RECORD EXTRACTS:
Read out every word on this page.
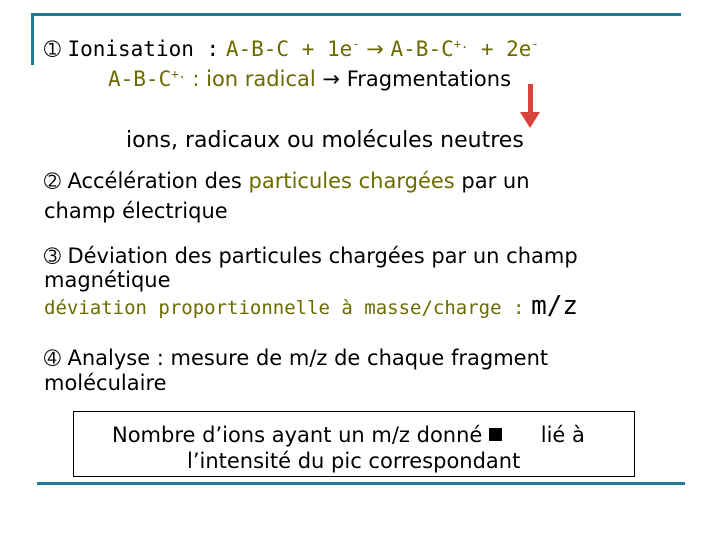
➀ Ionisation : A-B-C + 1e- → A-B-C+. + 2e-
A-B-C+. : ion radical → Fragmentations
ions, radicaux ou molécules neutres
➁ Accélération des particules chargées par un
champ électrique
➂ Déviation des particules chargées par un champ
magnétique
déviation proportionnelle à masse/charge : m/z
➃ Analyse : mesure de m/z de chaque fragment
moléculaire
Nombre d’ions ayant un m/z donné	lié à
l’intensité du pic correspondant
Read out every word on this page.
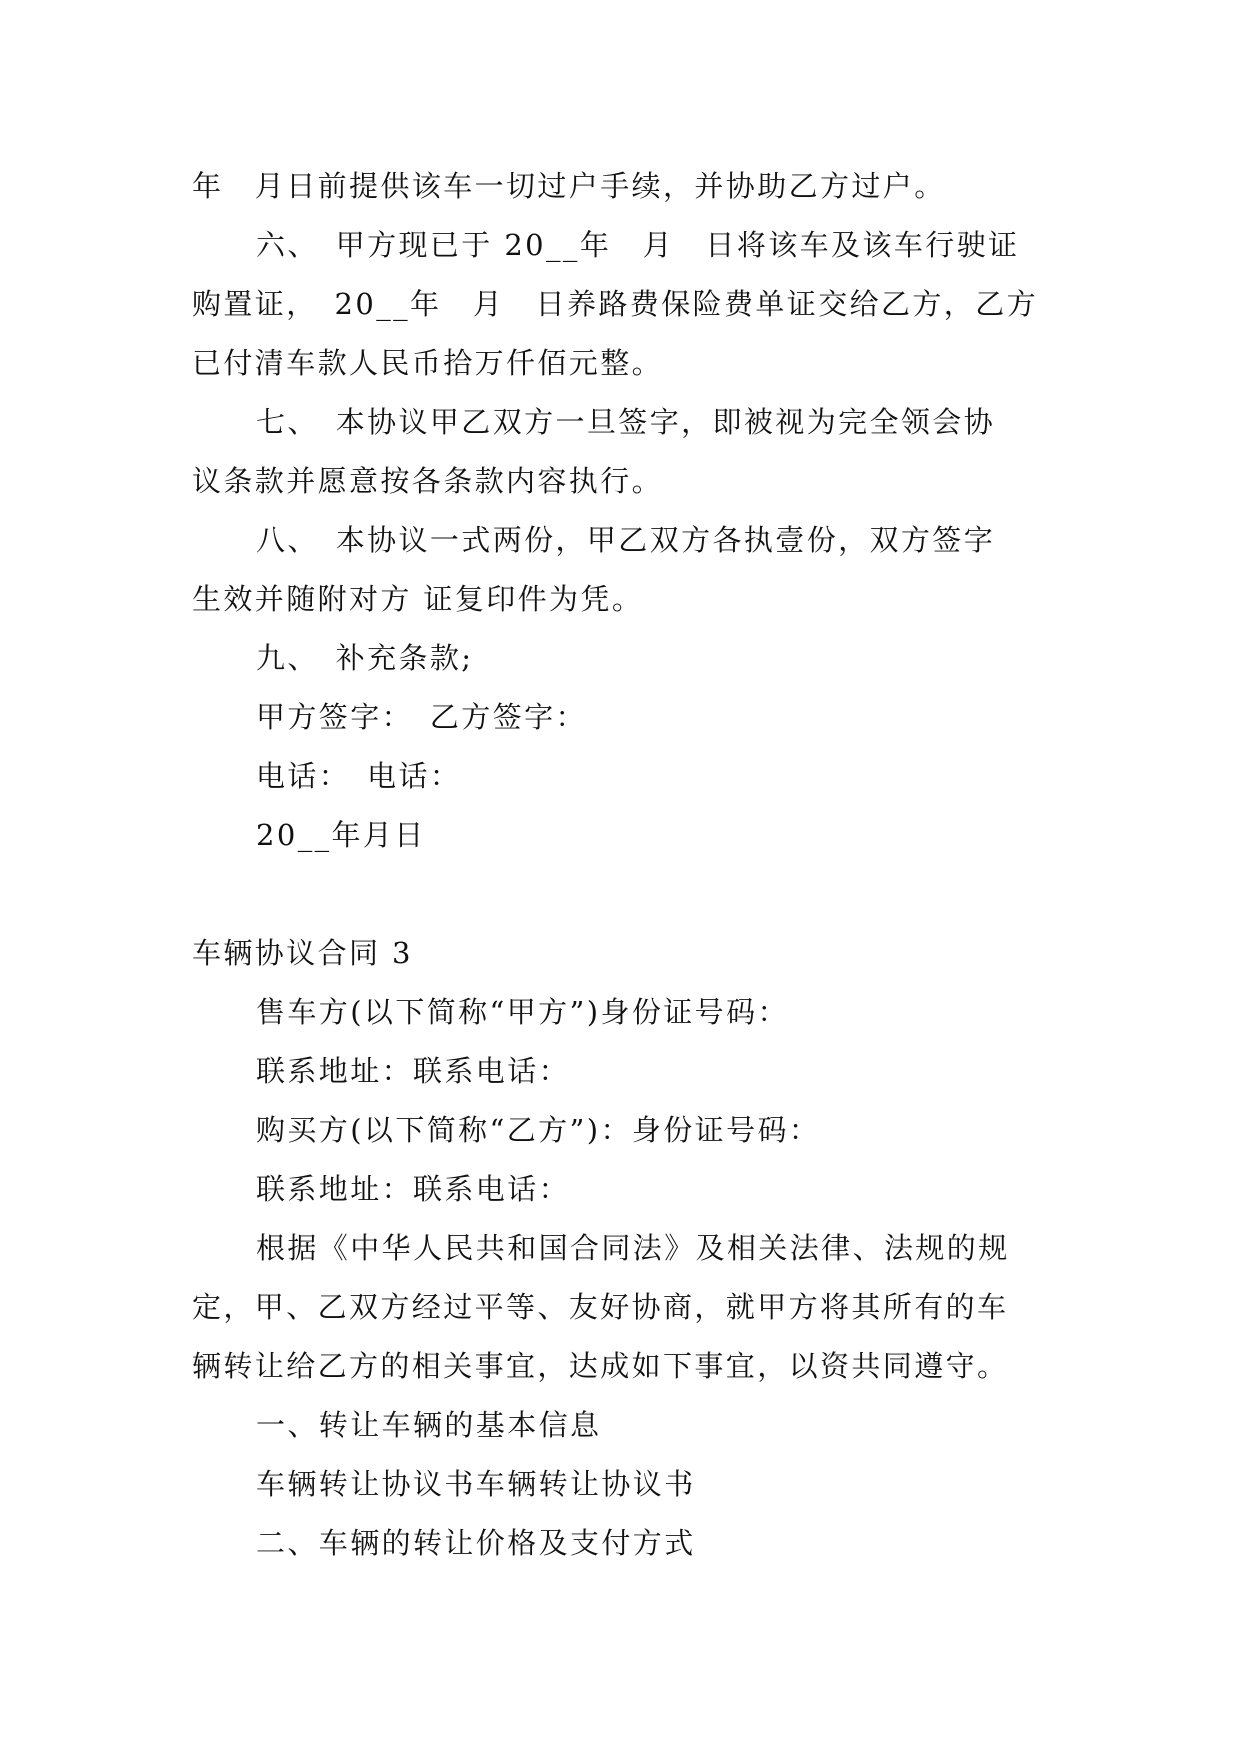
年　月日前提供该车一切过户手续，并协助乙方过户。
六、　甲方现已于 20__年　月　日将该车及该车行驶证
购置证，　20__年　月　日养路费保险费单证交给乙方，乙方
已付清车款人民币拾万仟佰元整。
七、　本协议甲乙双方一旦签字，即被视为完全领会协
议条款并愿意按各条款内容执行。
八、　本协议一式两份，甲乙双方各执壹份，双方签字
生效并随附对方 证复印件为凭。
九、　补充条款;
甲方签字：　乙方签字：
电话：　电话：
20__年月日
车辆协议合同 3
售车方(以下简称“甲方”)身份证号码：
联系地址：联系电话：
购买方(以下简称“乙方”)：身份证号码：
联系地址：联系电话：
根据《中华人民共和国合同法》及相关法律、法规的规
定，甲、乙双方经过平等、友好协商，就甲方将其所有的车
辆转让给乙方的相关事宜，达成如下事宜，以资共同遵守。
一、转让车辆的基本信息
车辆转让协议书车辆转让协议书
二、车辆的转让价格及支付方式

WHAT THE TASK REQUIRES: Pictures stay out of the copy; please restate every record above exactly.

RESULT OF THE EXERCISE:
Read out every word on this page.
➀ Ionisation : A-B-C + 1e- → A-B-C+. + 2e-
A-B-C+. : ion radical → Fragmentations
ions, radicaux ou molécules neutres
➁ Accélération des particules chargées par un
champ électrique
➂ Déviation des particules chargées par un champ
magnétique
déviation proportionnelle à masse/charge : m/z
➃ Analyse : mesure de m/z de chaque fragment
moléculaire
Nombre d’ions ayant un m/z donné	lié à
l’intensité du pic correspondant
Read out every word on this page.
年　月日前提供该车一切过户手续，并协助乙方过户。
六、　甲方现已于 20__年　月　日将该车及该车行驶证
购置证，　20__年　月　日养路费保险费单证交给乙方，乙方
已付清车款人民币拾万仟佰元整。
七、　本协议甲乙双方一旦签字，即被视为完全领会协
议条款并愿意按各条款内容执行。
八、　本协议一式两份，甲乙双方各执壹份，双方签字
生效并随附对方 证复印件为凭。
九、　补充条款;
甲方签字：　乙方签字：
电话：　电话：
20__年月日
车辆协议合同 3
售车方(以下简称“甲方”)身份证号码：
联系地址：联系电话：
购买方(以下简称“乙方”)：身份证号码：
联系地址：联系电话：
根据《中华人民共和国合同法》及相关法律、法规的规
定，甲、乙双方经过平等、友好协商，就甲方将其所有的车
辆转让给乙方的相关事宜，达成如下事宜，以资共同遵守。
一、转让车辆的基本信息
车辆转让协议书车辆转让协议书
二、车辆的转让价格及支付方式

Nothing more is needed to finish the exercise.